**WORK TO COMPLETE**
Output every entry exactly, from the first line to the last.

**SUPPLIED ENTRIES**
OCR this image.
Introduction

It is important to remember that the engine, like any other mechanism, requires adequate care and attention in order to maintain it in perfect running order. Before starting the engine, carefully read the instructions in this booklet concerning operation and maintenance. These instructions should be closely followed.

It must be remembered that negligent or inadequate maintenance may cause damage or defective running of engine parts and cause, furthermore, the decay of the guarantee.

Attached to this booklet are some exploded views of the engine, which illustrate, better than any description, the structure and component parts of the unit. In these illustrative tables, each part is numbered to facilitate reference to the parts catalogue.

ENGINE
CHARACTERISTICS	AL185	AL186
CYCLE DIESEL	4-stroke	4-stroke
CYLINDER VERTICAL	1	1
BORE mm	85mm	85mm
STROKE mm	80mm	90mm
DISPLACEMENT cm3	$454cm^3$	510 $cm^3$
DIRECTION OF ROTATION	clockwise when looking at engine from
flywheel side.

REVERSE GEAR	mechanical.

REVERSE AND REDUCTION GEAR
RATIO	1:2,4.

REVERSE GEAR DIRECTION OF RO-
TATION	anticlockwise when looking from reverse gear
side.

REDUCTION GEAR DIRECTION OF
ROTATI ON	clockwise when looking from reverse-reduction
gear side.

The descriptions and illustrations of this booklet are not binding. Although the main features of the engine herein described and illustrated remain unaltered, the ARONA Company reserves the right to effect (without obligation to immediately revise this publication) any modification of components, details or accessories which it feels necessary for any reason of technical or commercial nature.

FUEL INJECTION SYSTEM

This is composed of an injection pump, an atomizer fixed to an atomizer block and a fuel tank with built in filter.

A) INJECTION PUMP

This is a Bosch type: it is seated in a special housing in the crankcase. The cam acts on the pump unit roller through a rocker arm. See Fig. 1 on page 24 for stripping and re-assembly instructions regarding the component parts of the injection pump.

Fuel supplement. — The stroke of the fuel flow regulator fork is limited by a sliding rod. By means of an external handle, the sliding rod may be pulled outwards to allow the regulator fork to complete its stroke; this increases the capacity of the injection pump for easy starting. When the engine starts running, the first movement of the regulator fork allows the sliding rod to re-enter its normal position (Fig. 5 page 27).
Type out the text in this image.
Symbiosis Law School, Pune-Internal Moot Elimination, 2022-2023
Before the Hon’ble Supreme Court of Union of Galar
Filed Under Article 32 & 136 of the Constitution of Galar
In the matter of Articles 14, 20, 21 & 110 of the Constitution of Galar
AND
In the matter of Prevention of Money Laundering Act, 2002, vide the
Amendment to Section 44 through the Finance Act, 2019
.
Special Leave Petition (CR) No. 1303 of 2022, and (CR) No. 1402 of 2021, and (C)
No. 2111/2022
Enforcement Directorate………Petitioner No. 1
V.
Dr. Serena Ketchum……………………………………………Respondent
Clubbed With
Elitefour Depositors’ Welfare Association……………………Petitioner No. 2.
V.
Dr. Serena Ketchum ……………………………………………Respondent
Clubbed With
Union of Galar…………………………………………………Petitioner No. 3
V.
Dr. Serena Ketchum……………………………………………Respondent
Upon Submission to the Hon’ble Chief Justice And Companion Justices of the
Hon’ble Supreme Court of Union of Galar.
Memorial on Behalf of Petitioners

**CORRECT RESULT**
OCR this image.
Introduction

It is important to remember that the engine, like any other mechanism, requires adequate care and attention in order to maintain it in perfect running order. Before starting the engine, carefully read the instructions in this booklet concerning operation and maintenance. These instructions should be closely followed.

It must be remembered that negligent or inadequate maintenance may cause damage or defective running of engine parts and cause, furthermore, the decay of the guarantee.

Attached to this booklet are some exploded views of the engine, which illustrate, better than any description, the structure and component parts of the unit. In these illustrative tables, each part is numbered to facilitate reference to the parts catalogue.

ENGINE
CHARACTERISTICS	AL185	AL186
CYCLE DIESEL	4-stroke	4-stroke
CYLINDER VERTICAL	1	1
BORE mm	85mm	85mm
STROKE mm	80mm	90mm
DISPLACEMENT cm3	$454cm^3$	510 $cm^3$
DIRECTION OF ROTATION	clockwise when looking at engine from
flywheel side.

REVERSE GEAR	mechanical.

REVERSE AND REDUCTION GEAR
RATIO	1:2,4.

REVERSE GEAR DIRECTION OF RO-
TATION	anticlockwise when looking from reverse gear
side.

REDUCTION GEAR DIRECTION OF
ROTATI ON	clockwise when looking from reverse-reduction
gear side.

The descriptions and illustrations of this booklet are not binding. Although the main features of the engine herein described and illustrated remain unaltered, the ARONA Company reserves the right to effect (without obligation to immediately revise this publication) any modification of components, details or accessories which it feels necessary for any reason of technical or commercial nature.

FUEL INJECTION SYSTEM

This is composed of an injection pump, an atomizer fixed to an atomizer block and a fuel tank with built in filter.

A) INJECTION PUMP

This is a Bosch type: it is seated in a special housing in the crankcase. The cam acts on the pump unit roller through a rocker arm. See Fig. 1 on page 24 for stripping and re-assembly instructions regarding the component parts of the injection pump.

Fuel supplement. — The stroke of the fuel flow regulator fork is limited by a sliding rod. By means of an external handle, the sliding rod may be pulled outwards to allow the regulator fork to complete its stroke; this increases the capacity of the injection pump for easy starting. When the engine starts running, the first movement of the regulator fork allows the sliding rod to re-enter its normal position (Fig. 5 page 27).
Type out the text in this image.
Symbiosis Law School, Pune-Internal Moot Elimination, 2022-2023
Before the Hon’ble Supreme Court of Union of Galar
Filed Under Article 32 & 136 of the Constitution of Galar
In the matter of Articles 14, 20, 21 & 110 of the Constitution of Galar
AND
In the matter of Prevention of Money Laundering Act, 2002, vide the
Amendment to Section 44 through the Finance Act, 2019
.
Special Leave Petition (CR) No. 1303 of 2022, and (CR) No. 1402 of 2021, and (C)
No. 2111/2022
Enforcement Directorate………Petitioner No. 1
V.
Dr. Serena Ketchum……………………………………………Respondent
Clubbed With
Elitefour Depositors’ Welfare Association……………………Petitioner No. 2.
V.
Dr. Serena Ketchum ……………………………………………Respondent
Clubbed With
Union of Galar…………………………………………………Petitioner No. 3
V.
Dr. Serena Ketchum……………………………………………Respondent
Upon Submission to the Hon’ble Chief Justice And Companion Justices of the
Hon’ble Supreme Court of Union of Galar.
Memorial on Behalf of Petitioners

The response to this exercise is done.